▸ **SET EXERCISE**
Extract, from the records beneath this instruction, each line that contains the word "CYNERGY".

▸ **MATERIAL SUPPLIED**
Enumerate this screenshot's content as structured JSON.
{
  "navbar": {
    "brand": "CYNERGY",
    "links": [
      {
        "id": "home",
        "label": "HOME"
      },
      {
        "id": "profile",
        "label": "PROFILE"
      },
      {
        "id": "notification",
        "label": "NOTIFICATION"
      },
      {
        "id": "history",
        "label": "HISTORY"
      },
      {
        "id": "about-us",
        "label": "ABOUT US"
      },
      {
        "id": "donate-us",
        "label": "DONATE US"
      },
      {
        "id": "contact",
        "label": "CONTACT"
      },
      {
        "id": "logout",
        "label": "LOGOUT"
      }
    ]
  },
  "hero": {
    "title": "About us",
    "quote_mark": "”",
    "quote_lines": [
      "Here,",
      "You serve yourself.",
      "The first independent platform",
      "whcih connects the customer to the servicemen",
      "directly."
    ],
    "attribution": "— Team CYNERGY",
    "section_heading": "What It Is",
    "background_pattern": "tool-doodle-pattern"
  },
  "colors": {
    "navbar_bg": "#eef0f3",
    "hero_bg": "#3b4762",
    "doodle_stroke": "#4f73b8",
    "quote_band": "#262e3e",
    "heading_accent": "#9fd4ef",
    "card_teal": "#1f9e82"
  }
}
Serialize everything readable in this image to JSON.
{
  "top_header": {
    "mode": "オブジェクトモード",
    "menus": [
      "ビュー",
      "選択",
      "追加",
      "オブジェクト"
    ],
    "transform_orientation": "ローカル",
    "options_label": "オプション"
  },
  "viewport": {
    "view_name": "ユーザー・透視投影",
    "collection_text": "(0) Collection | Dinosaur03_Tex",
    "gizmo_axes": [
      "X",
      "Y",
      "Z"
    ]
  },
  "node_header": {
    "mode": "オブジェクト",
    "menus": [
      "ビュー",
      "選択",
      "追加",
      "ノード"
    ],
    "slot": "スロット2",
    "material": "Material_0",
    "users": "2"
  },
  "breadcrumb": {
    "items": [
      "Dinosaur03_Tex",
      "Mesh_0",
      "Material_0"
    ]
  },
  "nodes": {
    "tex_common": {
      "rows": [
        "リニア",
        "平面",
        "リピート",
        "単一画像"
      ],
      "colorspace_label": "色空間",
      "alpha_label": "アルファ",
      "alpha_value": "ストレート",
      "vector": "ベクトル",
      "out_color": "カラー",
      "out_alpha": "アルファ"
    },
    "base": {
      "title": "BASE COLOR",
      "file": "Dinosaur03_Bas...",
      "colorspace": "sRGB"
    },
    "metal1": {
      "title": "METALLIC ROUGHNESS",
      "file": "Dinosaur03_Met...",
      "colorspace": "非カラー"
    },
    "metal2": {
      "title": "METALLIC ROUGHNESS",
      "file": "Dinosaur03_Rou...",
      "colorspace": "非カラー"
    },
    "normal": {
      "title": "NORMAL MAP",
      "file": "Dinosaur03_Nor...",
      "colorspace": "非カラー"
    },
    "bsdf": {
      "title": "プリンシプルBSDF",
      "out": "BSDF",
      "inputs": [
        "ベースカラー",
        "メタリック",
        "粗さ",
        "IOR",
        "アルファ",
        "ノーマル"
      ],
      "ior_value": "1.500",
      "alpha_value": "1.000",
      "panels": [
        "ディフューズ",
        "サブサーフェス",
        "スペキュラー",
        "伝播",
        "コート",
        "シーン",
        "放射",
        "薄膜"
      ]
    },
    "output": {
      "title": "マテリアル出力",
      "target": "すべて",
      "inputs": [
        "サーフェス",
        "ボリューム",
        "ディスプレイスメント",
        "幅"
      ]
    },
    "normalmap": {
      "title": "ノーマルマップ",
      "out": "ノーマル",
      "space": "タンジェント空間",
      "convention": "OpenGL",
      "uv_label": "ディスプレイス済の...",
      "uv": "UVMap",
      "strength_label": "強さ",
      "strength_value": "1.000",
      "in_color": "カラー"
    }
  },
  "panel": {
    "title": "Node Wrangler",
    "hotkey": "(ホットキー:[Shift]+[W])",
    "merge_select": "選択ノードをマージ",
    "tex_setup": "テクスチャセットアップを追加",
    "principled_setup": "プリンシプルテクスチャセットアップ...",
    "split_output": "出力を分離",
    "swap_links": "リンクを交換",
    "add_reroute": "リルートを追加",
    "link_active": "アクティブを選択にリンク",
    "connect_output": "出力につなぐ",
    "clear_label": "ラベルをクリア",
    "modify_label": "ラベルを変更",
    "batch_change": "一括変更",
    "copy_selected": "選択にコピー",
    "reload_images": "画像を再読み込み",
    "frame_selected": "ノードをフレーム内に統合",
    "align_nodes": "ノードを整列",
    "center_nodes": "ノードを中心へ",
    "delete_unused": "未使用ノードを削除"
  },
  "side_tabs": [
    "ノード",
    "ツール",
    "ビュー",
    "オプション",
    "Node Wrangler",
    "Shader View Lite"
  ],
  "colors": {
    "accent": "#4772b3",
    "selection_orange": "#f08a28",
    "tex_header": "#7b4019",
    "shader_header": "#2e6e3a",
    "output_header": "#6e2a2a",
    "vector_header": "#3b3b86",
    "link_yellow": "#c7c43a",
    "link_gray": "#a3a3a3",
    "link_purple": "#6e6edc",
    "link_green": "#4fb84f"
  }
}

▸ **ANSWER TO THIS PROBLEM**
    "brand": "CYNERGY",
    "attribution": "— Team CYNERGY",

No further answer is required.